● **PROVIDED RECORDS**
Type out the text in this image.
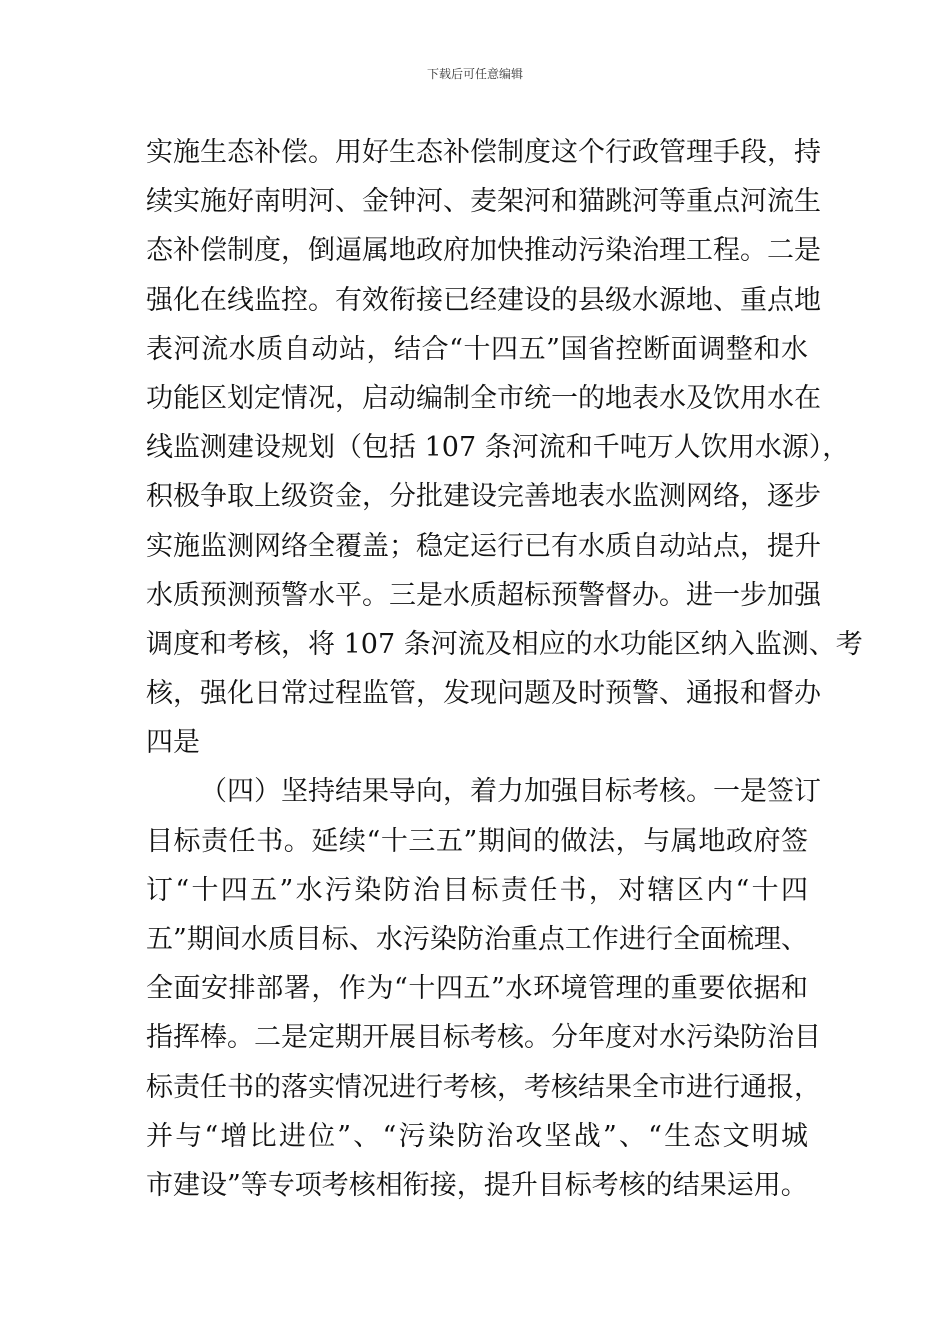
下载后可任意编辑
实施生态补偿。用好生态补偿制度这个行政管理手段，持
续实施好南明河、金钟河、麦架河和猫跳河等重点河流生
态补偿制度，倒逼属地政府加快推动污染治理工程。二是
强化在线监控。有效衔接已经建设的县级水源地、重点地
表河流水质自动站，结合“十四五”国省控断面调整和水
功能区划定情况，启动编制全市统一的地表水及饮用水在
线监测建设规划（包括 107 条河流和千吨万人饮用水源），
积极争取上级资金，分批建设完善地表水监测网络，逐步
实施监测网络全覆盖；稳定运行已有水质自动站点，提升
水质预测预警水平。三是水质超标预警督办。进一步加强
调度和考核，将 107 条河流及相应的水功能区纳入监测、考
核，强化日常过程监管，发现问题及时预警、通报和督办
四是
（四）坚持结果导向，着力加强目标考核。一是签订
目标责任书。延续“十三五”期间的做法，与属地政府签
订“十四五”水污染防治目标责任书，对辖区内“十四
五”期间水质目标、水污染防治重点工作进行全面梳理、
全面安排部署，作为“十四五”水环境管理的重要依据和
指挥棒。二是定期开展目标考核。分年度对水污染防治目
标责任书的落实情况进行考核，考核结果全市进行通报，
并与“增比进位”、“污染防治攻坚战”、“生态文明城
市建设”等专项考核相衔接，提升目标考核的结果运用。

● **YOUR GOAL**
Transcribe the records above exactly, omitting every picture they contain.

● **SOLUTION TO THIS PROBLEM**
Type out the text in this image.
下载后可任意编辑
实施生态补偿。用好生态补偿制度这个行政管理手段，持
续实施好南明河、金钟河、麦架河和猫跳河等重点河流生
态补偿制度，倒逼属地政府加快推动污染治理工程。二是
强化在线监控。有效衔接已经建设的县级水源地、重点地
表河流水质自动站，结合“十四五”国省控断面调整和水
功能区划定情况，启动编制全市统一的地表水及饮用水在
线监测建设规划（包括 107 条河流和千吨万人饮用水源），
积极争取上级资金，分批建设完善地表水监测网络，逐步
实施监测网络全覆盖；稳定运行已有水质自动站点，提升
水质预测预警水平。三是水质超标预警督办。进一步加强
调度和考核，将 107 条河流及相应的水功能区纳入监测、考
核，强化日常过程监管，发现问题及时预警、通报和督办
四是
（四）坚持结果导向，着力加强目标考核。一是签订
目标责任书。延续“十三五”期间的做法，与属地政府签
订“十四五”水污染防治目标责任书，对辖区内“十四
五”期间水质目标、水污染防治重点工作进行全面梳理、
全面安排部署，作为“十四五”水环境管理的重要依据和
指挥棒。二是定期开展目标考核。分年度对水污染防治目
标责任书的落实情况进行考核，考核结果全市进行通报，
并与“增比进位”、“污染防治攻坚战”、“生态文明城
市建设”等专项考核相衔接，提升目标考核的结果运用。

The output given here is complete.